- Exercise aim -
Repeat the records exactly. Every line must match.

[Figure record extracts]
** start **
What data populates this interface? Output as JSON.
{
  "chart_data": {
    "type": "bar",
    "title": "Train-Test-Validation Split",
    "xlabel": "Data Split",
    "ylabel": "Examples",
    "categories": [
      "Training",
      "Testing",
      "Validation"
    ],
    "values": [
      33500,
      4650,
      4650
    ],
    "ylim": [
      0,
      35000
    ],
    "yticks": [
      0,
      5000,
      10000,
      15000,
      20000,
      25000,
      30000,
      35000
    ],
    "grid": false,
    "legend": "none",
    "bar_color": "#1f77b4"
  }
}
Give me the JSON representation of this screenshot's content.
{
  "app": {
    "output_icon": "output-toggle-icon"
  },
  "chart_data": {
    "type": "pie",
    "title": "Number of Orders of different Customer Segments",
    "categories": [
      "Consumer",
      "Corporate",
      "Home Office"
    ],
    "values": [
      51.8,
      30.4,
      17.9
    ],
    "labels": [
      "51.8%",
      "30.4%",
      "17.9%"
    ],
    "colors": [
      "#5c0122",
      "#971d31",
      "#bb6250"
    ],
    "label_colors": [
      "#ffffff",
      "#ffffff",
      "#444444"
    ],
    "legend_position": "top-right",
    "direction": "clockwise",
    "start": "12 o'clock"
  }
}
** end **
- Answer -
What data populates this interface? Output as JSON.
{
  "chart_data": {
    "type": "bar",
    "title": "Train-Test-Validation Split",
    "xlabel": "Data Split",
    "ylabel": "Examples",
    "categories": [
      "Training",
      "Testing",
      "Validation"
    ],
    "values": [
      33500,
      4650,
      4650
    ],
    "ylim": [
      0,
      35000
    ],
    "yticks": [
      0,
      5000,
      10000,
      15000,
      20000,
      25000,
      30000,
      35000
    ],
    "grid": false,
    "legend": "none",
    "bar_color": "#1f77b4"
  }
}
Give me the JSON representation of this screenshot's content.
{
  "app": {
    "output_icon": "output-toggle-icon"
  },
  "chart_data": {
    "type": "pie",
    "title": "Number of Orders of different Customer Segments",
    "categories": [
      "Consumer",
      "Corporate",
      "Home Office"
    ],
    "values": [
      51.8,
      30.4,
      17.9
    ],
    "labels": [
      "51.8%",
      "30.4%",
      "17.9%"
    ],
    "colors": [
      "#5c0122",
      "#971d31",
      "#bb6250"
    ],
    "label_colors": [
      "#ffffff",
      "#ffffff",
      "#444444"
    ],
    "legend_position": "top-right",
    "direction": "clockwise",
    "start": "12 o'clock"
  }
}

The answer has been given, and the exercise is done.